Dataset items:
## Begin

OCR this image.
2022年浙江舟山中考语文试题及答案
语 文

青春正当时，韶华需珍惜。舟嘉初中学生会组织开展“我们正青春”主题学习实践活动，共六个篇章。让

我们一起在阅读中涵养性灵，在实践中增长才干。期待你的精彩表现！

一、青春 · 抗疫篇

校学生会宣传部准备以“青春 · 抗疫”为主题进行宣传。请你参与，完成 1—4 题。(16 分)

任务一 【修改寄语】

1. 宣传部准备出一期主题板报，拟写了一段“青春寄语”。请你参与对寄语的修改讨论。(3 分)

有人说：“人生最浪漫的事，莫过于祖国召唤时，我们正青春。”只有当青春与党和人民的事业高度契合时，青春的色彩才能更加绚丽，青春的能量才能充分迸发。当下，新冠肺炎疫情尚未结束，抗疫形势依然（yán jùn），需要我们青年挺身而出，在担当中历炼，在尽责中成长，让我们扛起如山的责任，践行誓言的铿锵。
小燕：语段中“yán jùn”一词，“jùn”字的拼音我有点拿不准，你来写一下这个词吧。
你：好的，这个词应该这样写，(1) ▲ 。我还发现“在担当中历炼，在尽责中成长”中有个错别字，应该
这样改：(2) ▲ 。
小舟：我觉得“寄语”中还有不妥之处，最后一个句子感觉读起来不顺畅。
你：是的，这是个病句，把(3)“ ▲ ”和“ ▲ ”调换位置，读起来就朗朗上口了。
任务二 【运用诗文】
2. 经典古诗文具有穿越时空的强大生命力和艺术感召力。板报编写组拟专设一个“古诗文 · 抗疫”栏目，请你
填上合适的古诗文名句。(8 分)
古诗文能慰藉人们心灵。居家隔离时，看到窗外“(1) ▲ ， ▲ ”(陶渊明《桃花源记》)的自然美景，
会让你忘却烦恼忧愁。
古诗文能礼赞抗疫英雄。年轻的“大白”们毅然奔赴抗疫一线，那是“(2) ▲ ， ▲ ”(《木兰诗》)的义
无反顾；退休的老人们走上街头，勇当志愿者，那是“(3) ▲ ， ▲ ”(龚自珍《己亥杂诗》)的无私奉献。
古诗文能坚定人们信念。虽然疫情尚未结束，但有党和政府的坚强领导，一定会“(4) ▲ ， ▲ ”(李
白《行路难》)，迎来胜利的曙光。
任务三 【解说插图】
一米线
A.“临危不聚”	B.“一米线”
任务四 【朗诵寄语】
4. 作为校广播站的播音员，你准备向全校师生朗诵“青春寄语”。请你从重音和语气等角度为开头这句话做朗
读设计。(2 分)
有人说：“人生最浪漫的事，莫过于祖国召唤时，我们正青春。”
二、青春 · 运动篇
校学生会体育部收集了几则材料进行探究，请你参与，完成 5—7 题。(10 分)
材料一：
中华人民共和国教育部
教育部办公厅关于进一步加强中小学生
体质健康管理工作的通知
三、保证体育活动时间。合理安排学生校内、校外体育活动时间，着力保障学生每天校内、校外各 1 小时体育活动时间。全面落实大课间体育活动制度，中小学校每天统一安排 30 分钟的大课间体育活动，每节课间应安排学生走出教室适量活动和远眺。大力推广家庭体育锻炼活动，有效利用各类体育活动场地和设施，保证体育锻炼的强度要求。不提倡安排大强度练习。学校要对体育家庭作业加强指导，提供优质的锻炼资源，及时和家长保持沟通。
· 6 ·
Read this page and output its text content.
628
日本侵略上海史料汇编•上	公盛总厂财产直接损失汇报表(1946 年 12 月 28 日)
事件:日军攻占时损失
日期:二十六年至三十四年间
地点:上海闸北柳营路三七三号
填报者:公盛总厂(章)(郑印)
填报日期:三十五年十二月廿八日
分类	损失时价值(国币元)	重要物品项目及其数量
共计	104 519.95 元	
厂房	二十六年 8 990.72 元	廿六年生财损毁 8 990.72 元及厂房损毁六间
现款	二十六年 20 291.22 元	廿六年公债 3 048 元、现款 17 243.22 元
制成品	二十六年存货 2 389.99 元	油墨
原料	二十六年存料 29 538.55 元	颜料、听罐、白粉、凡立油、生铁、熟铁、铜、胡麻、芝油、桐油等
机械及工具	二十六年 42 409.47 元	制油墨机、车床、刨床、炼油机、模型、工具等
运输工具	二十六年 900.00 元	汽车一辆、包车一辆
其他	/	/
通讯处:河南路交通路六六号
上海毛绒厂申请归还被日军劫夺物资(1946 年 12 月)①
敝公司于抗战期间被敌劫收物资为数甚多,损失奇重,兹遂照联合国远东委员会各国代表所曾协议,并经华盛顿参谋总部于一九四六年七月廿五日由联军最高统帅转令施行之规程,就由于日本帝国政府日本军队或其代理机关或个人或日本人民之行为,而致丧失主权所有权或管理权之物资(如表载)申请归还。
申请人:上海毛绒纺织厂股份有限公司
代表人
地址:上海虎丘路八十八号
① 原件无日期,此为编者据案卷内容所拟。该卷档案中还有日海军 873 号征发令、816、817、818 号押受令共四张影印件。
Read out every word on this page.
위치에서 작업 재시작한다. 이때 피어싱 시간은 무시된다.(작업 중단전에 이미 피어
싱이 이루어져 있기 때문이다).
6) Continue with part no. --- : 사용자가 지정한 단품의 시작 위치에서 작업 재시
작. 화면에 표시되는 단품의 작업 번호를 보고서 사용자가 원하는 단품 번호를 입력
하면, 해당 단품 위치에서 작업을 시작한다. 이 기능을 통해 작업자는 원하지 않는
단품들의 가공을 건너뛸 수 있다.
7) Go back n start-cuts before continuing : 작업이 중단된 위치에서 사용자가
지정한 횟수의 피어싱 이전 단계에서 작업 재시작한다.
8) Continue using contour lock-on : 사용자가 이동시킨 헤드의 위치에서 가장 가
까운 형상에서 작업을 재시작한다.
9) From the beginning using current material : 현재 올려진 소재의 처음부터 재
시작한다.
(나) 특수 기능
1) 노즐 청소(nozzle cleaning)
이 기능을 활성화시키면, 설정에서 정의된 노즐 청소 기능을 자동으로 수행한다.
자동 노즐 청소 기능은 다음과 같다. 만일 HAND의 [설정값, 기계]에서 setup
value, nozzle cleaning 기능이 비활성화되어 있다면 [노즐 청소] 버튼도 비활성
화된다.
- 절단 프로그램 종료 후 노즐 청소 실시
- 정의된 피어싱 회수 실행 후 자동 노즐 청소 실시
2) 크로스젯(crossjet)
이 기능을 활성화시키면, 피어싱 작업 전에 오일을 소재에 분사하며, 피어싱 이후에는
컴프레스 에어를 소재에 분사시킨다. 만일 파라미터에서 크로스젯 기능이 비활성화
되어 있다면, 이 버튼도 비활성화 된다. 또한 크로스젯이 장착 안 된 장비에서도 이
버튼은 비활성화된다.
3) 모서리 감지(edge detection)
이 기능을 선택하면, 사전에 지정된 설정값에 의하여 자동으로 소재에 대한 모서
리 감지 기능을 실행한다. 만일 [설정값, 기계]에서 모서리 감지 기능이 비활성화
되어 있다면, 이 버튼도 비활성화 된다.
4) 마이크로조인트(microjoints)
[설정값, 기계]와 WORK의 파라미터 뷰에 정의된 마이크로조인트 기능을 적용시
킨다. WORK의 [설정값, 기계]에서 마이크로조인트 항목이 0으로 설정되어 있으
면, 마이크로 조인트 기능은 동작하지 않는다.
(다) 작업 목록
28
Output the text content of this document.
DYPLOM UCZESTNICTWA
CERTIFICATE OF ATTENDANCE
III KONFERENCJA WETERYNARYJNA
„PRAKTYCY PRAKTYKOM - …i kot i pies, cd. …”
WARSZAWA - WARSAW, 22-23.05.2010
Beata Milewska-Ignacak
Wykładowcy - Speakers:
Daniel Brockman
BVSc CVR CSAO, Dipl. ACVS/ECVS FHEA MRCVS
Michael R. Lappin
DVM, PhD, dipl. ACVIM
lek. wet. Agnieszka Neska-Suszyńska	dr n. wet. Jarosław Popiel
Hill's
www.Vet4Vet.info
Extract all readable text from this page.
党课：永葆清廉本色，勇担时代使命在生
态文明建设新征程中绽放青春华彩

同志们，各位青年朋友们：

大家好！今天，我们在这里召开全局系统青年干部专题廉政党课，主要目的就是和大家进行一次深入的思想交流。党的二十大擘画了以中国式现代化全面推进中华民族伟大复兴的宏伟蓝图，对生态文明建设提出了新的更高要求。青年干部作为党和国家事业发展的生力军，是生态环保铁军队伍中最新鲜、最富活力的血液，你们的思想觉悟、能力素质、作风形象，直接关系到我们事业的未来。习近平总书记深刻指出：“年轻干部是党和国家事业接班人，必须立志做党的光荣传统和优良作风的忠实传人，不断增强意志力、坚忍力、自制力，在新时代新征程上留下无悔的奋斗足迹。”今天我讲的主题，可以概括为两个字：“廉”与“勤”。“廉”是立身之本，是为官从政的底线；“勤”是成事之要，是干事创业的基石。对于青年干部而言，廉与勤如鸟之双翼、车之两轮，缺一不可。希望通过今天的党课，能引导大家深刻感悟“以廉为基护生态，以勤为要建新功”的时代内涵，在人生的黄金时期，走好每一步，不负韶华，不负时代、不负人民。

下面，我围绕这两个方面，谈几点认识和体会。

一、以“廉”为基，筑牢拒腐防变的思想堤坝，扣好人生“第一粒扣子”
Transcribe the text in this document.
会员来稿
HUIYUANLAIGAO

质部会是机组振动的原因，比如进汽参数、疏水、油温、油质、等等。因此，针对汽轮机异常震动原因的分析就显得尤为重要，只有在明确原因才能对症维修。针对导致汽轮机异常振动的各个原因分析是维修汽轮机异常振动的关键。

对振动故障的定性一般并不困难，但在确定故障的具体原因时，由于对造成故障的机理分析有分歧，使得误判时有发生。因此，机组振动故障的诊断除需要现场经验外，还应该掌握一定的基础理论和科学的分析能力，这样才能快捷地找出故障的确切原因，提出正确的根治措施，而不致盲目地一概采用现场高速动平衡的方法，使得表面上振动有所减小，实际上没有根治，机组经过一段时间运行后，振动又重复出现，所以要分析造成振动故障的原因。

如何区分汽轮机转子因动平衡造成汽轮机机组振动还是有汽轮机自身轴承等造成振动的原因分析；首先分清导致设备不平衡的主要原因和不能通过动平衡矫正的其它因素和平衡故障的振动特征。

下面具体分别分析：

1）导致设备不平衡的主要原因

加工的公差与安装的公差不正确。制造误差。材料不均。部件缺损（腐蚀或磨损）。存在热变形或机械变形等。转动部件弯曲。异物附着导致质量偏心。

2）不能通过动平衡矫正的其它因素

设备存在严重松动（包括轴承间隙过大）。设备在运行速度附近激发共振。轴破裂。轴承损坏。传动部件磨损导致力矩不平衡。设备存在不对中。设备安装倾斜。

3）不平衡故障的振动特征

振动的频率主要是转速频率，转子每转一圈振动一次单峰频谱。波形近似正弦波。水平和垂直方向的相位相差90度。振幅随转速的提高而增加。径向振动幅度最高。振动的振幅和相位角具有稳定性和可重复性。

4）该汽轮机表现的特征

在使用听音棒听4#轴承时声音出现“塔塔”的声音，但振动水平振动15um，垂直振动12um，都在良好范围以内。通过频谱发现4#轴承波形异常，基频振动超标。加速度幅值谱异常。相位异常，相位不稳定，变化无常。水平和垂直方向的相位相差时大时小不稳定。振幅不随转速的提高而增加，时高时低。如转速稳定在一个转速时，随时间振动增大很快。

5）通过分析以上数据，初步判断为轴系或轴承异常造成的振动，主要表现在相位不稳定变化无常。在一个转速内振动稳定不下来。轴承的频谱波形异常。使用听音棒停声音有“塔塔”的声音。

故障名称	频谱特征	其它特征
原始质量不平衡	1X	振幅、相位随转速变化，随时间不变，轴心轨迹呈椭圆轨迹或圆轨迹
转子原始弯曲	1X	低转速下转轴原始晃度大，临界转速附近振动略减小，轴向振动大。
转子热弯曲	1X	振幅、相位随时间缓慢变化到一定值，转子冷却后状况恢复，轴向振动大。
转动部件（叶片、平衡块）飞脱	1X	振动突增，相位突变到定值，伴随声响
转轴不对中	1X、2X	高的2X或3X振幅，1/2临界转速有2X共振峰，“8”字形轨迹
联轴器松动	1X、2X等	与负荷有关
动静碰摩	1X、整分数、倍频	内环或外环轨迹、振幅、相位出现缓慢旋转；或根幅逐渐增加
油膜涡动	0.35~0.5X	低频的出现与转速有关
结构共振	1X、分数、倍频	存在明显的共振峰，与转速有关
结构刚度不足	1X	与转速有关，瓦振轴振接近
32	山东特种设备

## End

WHAT YOU ARE ASKED TO DO: Find every line that includes the string "using". Report how many there are and nothing else.

WRITTEN RESPONSE: 2